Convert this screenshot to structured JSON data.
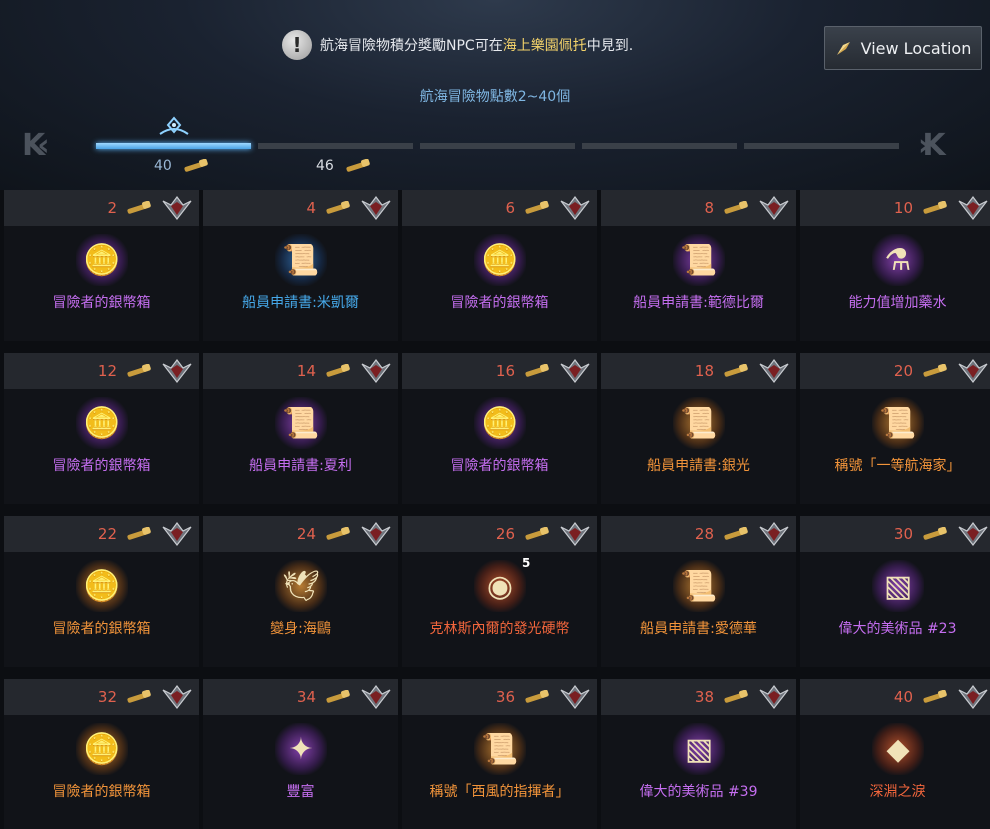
{
  "notice": {
    "icon": "exclamation-icon",
    "prefix": "航海冒險物積分獎勵NPC可在",
    "highlight": "海上樂園佩托",
    "suffix": "中見到."
  },
  "view_location": {
    "label": "View Location",
    "icon": "compass-needle-icon"
  },
  "range_text": "航海冒險物點數2~40個",
  "progress": {
    "current": "40",
    "next": "46",
    "active_segments": 1,
    "total_segments": 5
  },
  "colors": {
    "purple": "#c56ef0",
    "blue": "#46a9ea",
    "orange": "#f2943a",
    "red": "#f2663c",
    "points": "#e0614e",
    "highlight": "#f3d26a"
  },
  "rewards": [
    {
      "points": "2",
      "name": "冒險者的銀幣箱",
      "icon": "silver-coin-chest-icon",
      "grade": "purple"
    },
    {
      "points": "4",
      "name": "船員申請書:米凱爾",
      "icon": "crew-application-scroll-icon",
      "grade": "blue"
    },
    {
      "points": "6",
      "name": "冒險者的銀幣箱",
      "icon": "silver-coin-chest-icon",
      "grade": "purple"
    },
    {
      "points": "8",
      "name": "船員申請書:範德比爾",
      "icon": "crew-application-scroll-icon",
      "grade": "purple"
    },
    {
      "points": "10",
      "name": "能力值增加藥水",
      "icon": "potion-icon",
      "grade": "purple"
    },
    {
      "points": "12",
      "name": "冒險者的銀幣箱",
      "icon": "silver-coin-chest-icon",
      "grade": "purple"
    },
    {
      "points": "14",
      "name": "船員申請書:夏利",
      "icon": "crew-application-scroll-icon",
      "grade": "purple"
    },
    {
      "points": "16",
      "name": "冒險者的銀幣箱",
      "icon": "silver-coin-chest-icon",
      "grade": "purple"
    },
    {
      "points": "18",
      "name": "船員申請書:銀光",
      "icon": "crew-application-scroll-icon",
      "grade": "orange"
    },
    {
      "points": "20",
      "name": "稱號「一等航海家」",
      "icon": "title-scroll-icon",
      "grade": "orange"
    },
    {
      "points": "22",
      "name": "冒險者的銀幣箱",
      "icon": "silver-coin-chest-icon",
      "grade": "orange"
    },
    {
      "points": "24",
      "name": "變身:海鷗",
      "icon": "seagull-icon",
      "grade": "orange"
    },
    {
      "points": "26",
      "name": "克林斯內爾的發光硬幣",
      "icon": "glowing-coin-icon",
      "grade": "red",
      "badge": "5"
    },
    {
      "points": "28",
      "name": "船員申請書:愛德華",
      "icon": "crew-application-scroll-icon",
      "grade": "orange"
    },
    {
      "points": "30",
      "name": "偉大的美術品 #23",
      "icon": "painting-icon",
      "grade": "purple"
    },
    {
      "points": "32",
      "name": "冒險者的銀幣箱",
      "icon": "silver-coin-chest-icon",
      "grade": "orange"
    },
    {
      "points": "34",
      "name": "豐富",
      "icon": "emote-card-icon",
      "grade": "purple"
    },
    {
      "points": "36",
      "name": "稱號「西風的指揮者」",
      "icon": "title-scroll-icon",
      "grade": "orange"
    },
    {
      "points": "38",
      "name": "偉大的美術品 #39",
      "icon": "painting-icon",
      "grade": "purple"
    },
    {
      "points": "40",
      "name": "深淵之淚",
      "icon": "gem-icon",
      "grade": "red"
    }
  ]
}
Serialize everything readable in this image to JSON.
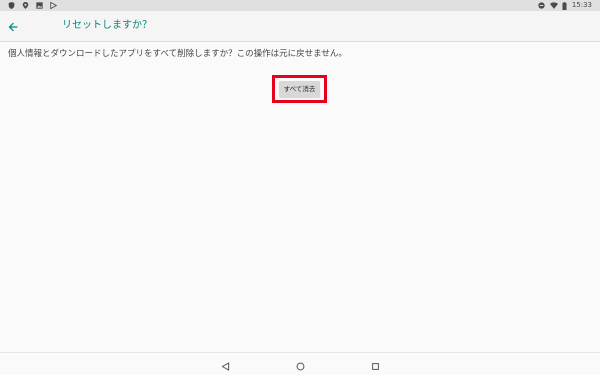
{
  "status_bar": {
    "time": "15:33",
    "left_icons": [
      "shield-icon",
      "location-pin-icon",
      "image-icon",
      "play-store-icon"
    ],
    "right_icons": [
      "do-not-disturb-icon",
      "wifi-icon",
      "battery-icon"
    ]
  },
  "app_bar": {
    "title": "リセットしますか？",
    "back_icon": "arrow-back-icon",
    "accent_color": "#00897b"
  },
  "content": {
    "message": "個人情報とダウンロードしたアプリをすべて削除しますか？この操作は元に戻せません。",
    "erase_button_label": "すべて消去",
    "highlight_color": "#e8001c"
  },
  "nav_bar": {
    "icons": [
      "back-triangle-icon",
      "home-circle-icon",
      "recents-square-icon"
    ]
  }
}
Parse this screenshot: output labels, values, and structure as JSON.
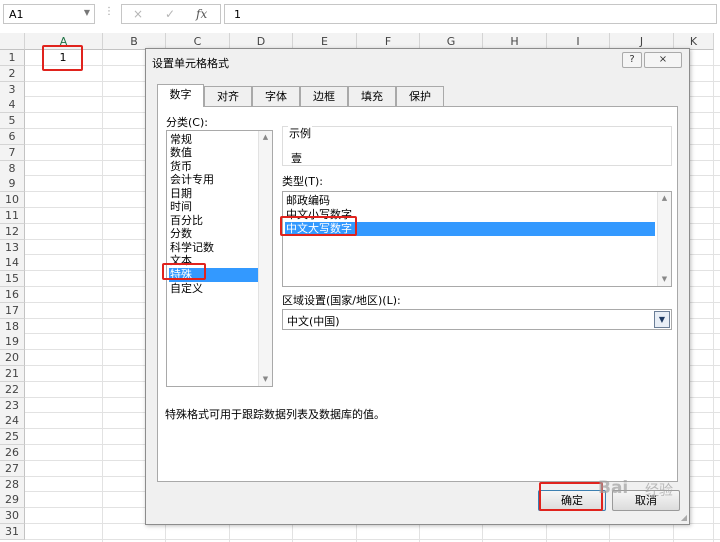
{
  "formula_bar": {
    "name_box": "A1",
    "name_box_arrow_icon": "chevron-down-icon",
    "separator": "⋮",
    "cancel_icon": "×",
    "enter_icon": "✓",
    "fx_label": "fx",
    "formula_value": "1"
  },
  "sheet": {
    "columns": [
      "A",
      "B",
      "C",
      "D",
      "E",
      "F",
      "G",
      "H",
      "I",
      "J",
      "K"
    ],
    "rows": [
      "1",
      "2",
      "3",
      "4",
      "5",
      "6",
      "7",
      "8",
      "9",
      "10",
      "11",
      "12",
      "13",
      "14",
      "15",
      "16",
      "17",
      "18",
      "19",
      "20",
      "21",
      "22",
      "23",
      "24",
      "25",
      "26",
      "27",
      "28",
      "29",
      "30",
      "31"
    ],
    "active_cell": "A1",
    "a1_value": "1",
    "highlight_color": "#e0231d"
  },
  "dialog": {
    "title": "设置单元格格式",
    "help_button": "?",
    "close_button": "×",
    "tabs": [
      "数字",
      "对齐",
      "字体",
      "边框",
      "填充",
      "保护"
    ],
    "active_tab": "数字",
    "category_label": "分类(C):",
    "categories": [
      "常规",
      "数值",
      "货币",
      "会计专用",
      "日期",
      "时间",
      "百分比",
      "分数",
      "科学记数",
      "文本",
      "特殊",
      "自定义"
    ],
    "selected_category": "特殊",
    "sample_label": "示例",
    "sample_value": "壹",
    "type_label": "类型(T):",
    "types": [
      "邮政编码",
      "中文小写数字",
      "中文大写数字"
    ],
    "selected_type": "中文大写数字",
    "locale_label": "区域设置(国家/地区)(L):",
    "locale_value": "中文(中国)",
    "description": "特殊格式可用于跟踪数据列表及数据库的值。",
    "ok_button": "确定",
    "cancel_button": "取消",
    "selection_color": "#3399ff"
  },
  "watermark": {
    "text": "Bai",
    "text2": "经验"
  }
}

====================

- _What this task involves_:
Transcribe all the data word for word; the images stay out.

- _Task response_:
Convert this screenshot to structured JSON data.
{
  "notice": {
    "icon": "exclamation-icon",
    "prefix": "航海冒險物積分獎勵NPC可在",
    "highlight": "海上樂園佩托",
    "suffix": "中見到."
  },
  "view_location": {
    "label": "View Location",
    "icon": "compass-needle-icon"
  },
  "range_text": "航海冒險物點數2~40個",
  "progress": {
    "current": "40",
    "next": "46",
    "active_segments": 1,
    "total_segments": 5
  },
  "colors": {
    "purple": "#c56ef0",
    "blue": "#46a9ea",
    "orange": "#f2943a",
    "red": "#f2663c",
    "points": "#e0614e",
    "highlight": "#f3d26a"
  },
  "rewards": [
    {
      "points": "2",
      "name": "冒險者的銀幣箱",
      "icon": "silver-coin-chest-icon",
      "grade": "purple"
    },
    {
      "points": "4",
      "name": "船員申請書:米凱爾",
      "icon": "crew-application-scroll-icon",
      "grade": "blue"
    },
    {
      "points": "6",
      "name": "冒險者的銀幣箱",
      "icon": "silver-coin-chest-icon",
      "grade": "purple"
    },
    {
      "points": "8",
      "name": "船員申請書:範德比爾",
      "icon": "crew-application-scroll-icon",
      "grade": "purple"
    },
    {
      "points": "10",
      "name": "能力值增加藥水",
      "icon": "potion-icon",
      "grade": "purple"
    },
    {
      "points": "12",
      "name": "冒險者的銀幣箱",
      "icon": "silver-coin-chest-icon",
      "grade": "purple"
    },
    {
      "points": "14",
      "name": "船員申請書:夏利",
      "icon": "crew-application-scroll-icon",
      "grade": "purple"
    },
    {
      "points": "16",
      "name": "冒險者的銀幣箱",
      "icon": "silver-coin-chest-icon",
      "grade": "purple"
    },
    {
      "points": "18",
      "name": "船員申請書:銀光",
      "icon": "crew-application-scroll-icon",
      "grade": "orange"
    },
    {
      "points": "20",
      "name": "稱號「一等航海家」",
      "icon": "title-scroll-icon",
      "grade": "orange"
    },
    {
      "points": "22",
      "name": "冒險者的銀幣箱",
      "icon": "silver-coin-chest-icon",
      "grade": "orange"
    },
    {
      "points": "24",
      "name": "變身:海鷗",
      "icon": "seagull-icon",
      "grade": "orange"
    },
    {
      "points": "26",
      "name": "克林斯內爾的發光硬幣",
      "icon": "glowing-coin-icon",
      "grade": "red",
      "badge": "5"
    },
    {
      "points": "28",
      "name": "船員申請書:愛德華",
      "icon": "crew-application-scroll-icon",
      "grade": "orange"
    },
    {
      "points": "30",
      "name": "偉大的美術品 #23",
      "icon": "painting-icon",
      "grade": "purple"
    },
    {
      "points": "32",
      "name": "冒險者的銀幣箱",
      "icon": "silver-coin-chest-icon",
      "grade": "orange"
    },
    {
      "points": "34",
      "name": "豐富",
      "icon": "emote-card-icon",
      "grade": "purple"
    },
    {
      "points": "36",
      "name": "稱號「西風的指揮者」",
      "icon": "title-scroll-icon",
      "grade": "orange"
    },
    {
      "points": "38",
      "name": "偉大的美術品 #39",
      "icon": "painting-icon",
      "grade": "purple"
    },
    {
      "points": "40",
      "name": "深淵之淚",
      "icon": "gem-icon",
      "grade": "red"
    }
  ]
}
Serialize everything readable in this image to JSON.
{
  "status_bar": {
    "time": "15:33",
    "left_icons": [
      "shield-icon",
      "location-pin-icon",
      "image-icon",
      "play-store-icon"
    ],
    "right_icons": [
      "do-not-disturb-icon",
      "wifi-icon",
      "battery-icon"
    ]
  },
  "app_bar": {
    "title": "リセットしますか？",
    "back_icon": "arrow-back-icon",
    "accent_color": "#00897b"
  },
  "content": {
    "message": "個人情報とダウンロードしたアプリをすべて削除しますか？この操作は元に戻せません。",
    "erase_button_label": "すべて消去",
    "highlight_color": "#e8001c"
  },
  "nav_bar": {
    "icons": [
      "back-triangle-icon",
      "home-circle-icon",
      "recents-square-icon"
    ]
  }
}
Parse this screenshot: output labels, values, and structure as JSON.
{
  "formula_bar": {
    "name_box": "A1",
    "name_box_arrow_icon": "chevron-down-icon",
    "separator": "⋮",
    "cancel_icon": "×",
    "enter_icon": "✓",
    "fx_label": "fx",
    "formula_value": "1"
  },
  "sheet": {
    "columns": [
      "A",
      "B",
      "C",
      "D",
      "E",
      "F",
      "G",
      "H",
      "I",
      "J",
      "K"
    ],
    "rows": [
      "1",
      "2",
      "3",
      "4",
      "5",
      "6",
      "7",
      "8",
      "9",
      "10",
      "11",
      "12",
      "13",
      "14",
      "15",
      "16",
      "17",
      "18",
      "19",
      "20",
      "21",
      "22",
      "23",
      "24",
      "25",
      "26",
      "27",
      "28",
      "29",
      "30",
      "31"
    ],
    "active_cell": "A1",
    "a1_value": "1",
    "highlight_color": "#e0231d"
  },
  "dialog": {
    "title": "设置单元格格式",
    "help_button": "?",
    "close_button": "×",
    "tabs": [
      "数字",
      "对齐",
      "字体",
      "边框",
      "填充",
      "保护"
    ],
    "active_tab": "数字",
    "category_label": "分类(C):",
    "categories": [
      "常规",
      "数值",
      "货币",
      "会计专用",
      "日期",
      "时间",
      "百分比",
      "分数",
      "科学记数",
      "文本",
      "特殊",
      "自定义"
    ],
    "selected_category": "特殊",
    "sample_label": "示例",
    "sample_value": "壹",
    "type_label": "类型(T):",
    "types": [
      "邮政编码",
      "中文小写数字",
      "中文大写数字"
    ],
    "selected_type": "中文大写数字",
    "locale_label": "区域设置(国家/地区)(L):",
    "locale_value": "中文(中国)",
    "description": "特殊格式可用于跟踪数据列表及数据库的值。",
    "ok_button": "确定",
    "cancel_button": "取消",
    "selection_color": "#3399ff"
  },
  "watermark": {
    "text": "Bai",
    "text2": "经验"
  }
}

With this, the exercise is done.